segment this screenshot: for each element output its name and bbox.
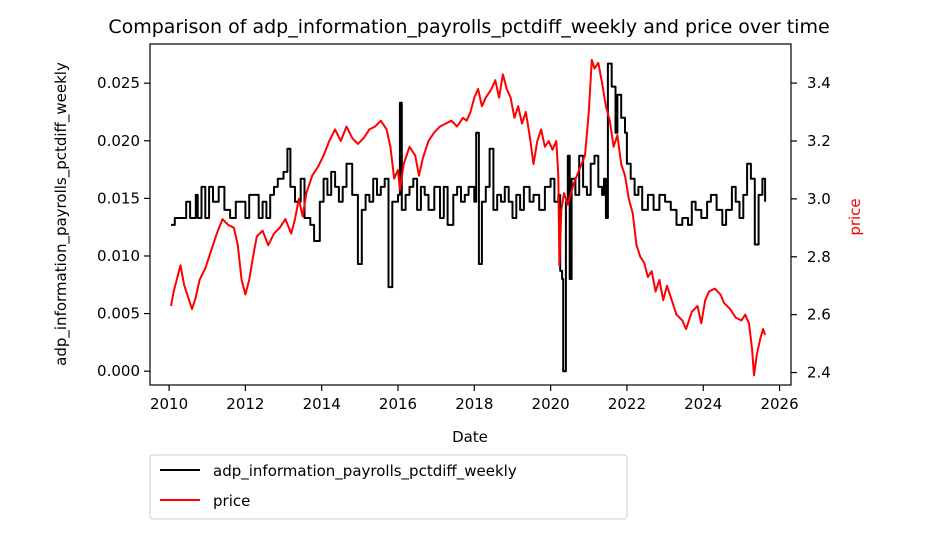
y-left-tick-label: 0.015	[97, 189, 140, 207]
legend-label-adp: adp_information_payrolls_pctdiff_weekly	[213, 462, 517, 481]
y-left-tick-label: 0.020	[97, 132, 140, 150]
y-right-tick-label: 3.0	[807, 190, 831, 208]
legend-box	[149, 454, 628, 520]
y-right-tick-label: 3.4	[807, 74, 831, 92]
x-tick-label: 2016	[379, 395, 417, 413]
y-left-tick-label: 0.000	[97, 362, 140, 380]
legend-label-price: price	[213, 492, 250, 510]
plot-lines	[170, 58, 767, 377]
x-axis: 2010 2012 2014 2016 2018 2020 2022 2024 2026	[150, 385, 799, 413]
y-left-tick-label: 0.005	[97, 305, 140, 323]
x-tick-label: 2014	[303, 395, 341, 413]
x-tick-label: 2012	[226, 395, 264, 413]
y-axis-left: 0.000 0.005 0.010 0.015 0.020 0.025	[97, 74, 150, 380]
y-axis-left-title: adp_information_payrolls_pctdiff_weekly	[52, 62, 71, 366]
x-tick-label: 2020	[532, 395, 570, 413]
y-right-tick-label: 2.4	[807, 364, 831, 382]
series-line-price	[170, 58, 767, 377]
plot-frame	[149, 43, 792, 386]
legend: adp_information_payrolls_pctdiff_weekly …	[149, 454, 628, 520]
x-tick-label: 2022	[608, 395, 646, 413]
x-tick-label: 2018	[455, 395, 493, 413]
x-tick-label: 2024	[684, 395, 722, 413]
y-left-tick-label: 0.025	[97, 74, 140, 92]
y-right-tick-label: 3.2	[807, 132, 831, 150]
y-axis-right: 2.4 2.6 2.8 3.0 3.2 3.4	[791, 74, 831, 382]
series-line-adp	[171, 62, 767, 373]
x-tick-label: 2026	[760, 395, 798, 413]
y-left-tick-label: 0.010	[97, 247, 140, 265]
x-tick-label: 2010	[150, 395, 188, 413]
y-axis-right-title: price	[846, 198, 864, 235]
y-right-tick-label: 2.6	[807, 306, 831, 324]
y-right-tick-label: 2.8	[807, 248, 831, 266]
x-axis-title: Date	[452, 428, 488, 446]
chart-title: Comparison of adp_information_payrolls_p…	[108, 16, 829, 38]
^^^^^^^^
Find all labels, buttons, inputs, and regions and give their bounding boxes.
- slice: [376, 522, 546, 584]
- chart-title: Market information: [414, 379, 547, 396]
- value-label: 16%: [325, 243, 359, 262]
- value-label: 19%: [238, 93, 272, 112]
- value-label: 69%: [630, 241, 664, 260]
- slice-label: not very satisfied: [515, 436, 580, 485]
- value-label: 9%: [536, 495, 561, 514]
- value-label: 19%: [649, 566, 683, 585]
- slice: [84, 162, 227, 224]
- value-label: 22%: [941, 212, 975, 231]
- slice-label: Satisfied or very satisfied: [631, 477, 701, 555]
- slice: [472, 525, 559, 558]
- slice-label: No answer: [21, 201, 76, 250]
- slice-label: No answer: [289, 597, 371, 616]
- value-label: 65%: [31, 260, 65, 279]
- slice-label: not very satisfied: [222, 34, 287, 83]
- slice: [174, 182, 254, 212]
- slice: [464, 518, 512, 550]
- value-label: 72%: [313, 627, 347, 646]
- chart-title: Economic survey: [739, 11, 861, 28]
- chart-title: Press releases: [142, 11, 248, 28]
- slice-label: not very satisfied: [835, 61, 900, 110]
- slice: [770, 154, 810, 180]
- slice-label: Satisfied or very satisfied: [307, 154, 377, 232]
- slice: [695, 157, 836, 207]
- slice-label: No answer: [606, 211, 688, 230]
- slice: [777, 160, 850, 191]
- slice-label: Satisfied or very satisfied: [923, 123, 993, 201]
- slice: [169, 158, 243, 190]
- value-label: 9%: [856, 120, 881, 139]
^^^^^^^^
Task to carry out: Reproduce verbatim the stretch of lines from the one containing "189, 140, 207]" through the one containing "364, 831, 382]", including both endpoints.

Solution for this exercise:
y-left-tick-label: 0.015	[97, 189, 140, 207]
legend-label-adp: adp_information_payrolls_pctdiff_weekly	[213, 462, 517, 481]
y-left-tick-label: 0.020	[97, 132, 140, 150]
y-right-tick-label: 3.0	[807, 190, 831, 208]
legend-box	[149, 454, 628, 520]
y-right-tick-label: 3.4	[807, 74, 831, 92]
x-tick-label: 2016	[379, 395, 417, 413]
y-left-tick-label: 0.000	[97, 362, 140, 380]
legend-label-price: price	[213, 492, 250, 510]
plot-lines	[170, 58, 767, 377]
x-axis: 2010 2012 2014 2016 2018 2020 2022 2024 2026	[150, 385, 799, 413]
y-left-tick-label: 0.005	[97, 305, 140, 323]
x-tick-label: 2014	[303, 395, 341, 413]
x-tick-label: 2012	[226, 395, 264, 413]
y-axis-left: 0.000 0.005 0.010 0.015 0.020 0.025	[97, 74, 150, 380]
y-axis-left-title: adp_information_payrolls_pctdiff_weekly	[52, 62, 71, 366]
x-tick-label: 2020	[532, 395, 570, 413]
y-right-tick-label: 2.4	[807, 364, 831, 382]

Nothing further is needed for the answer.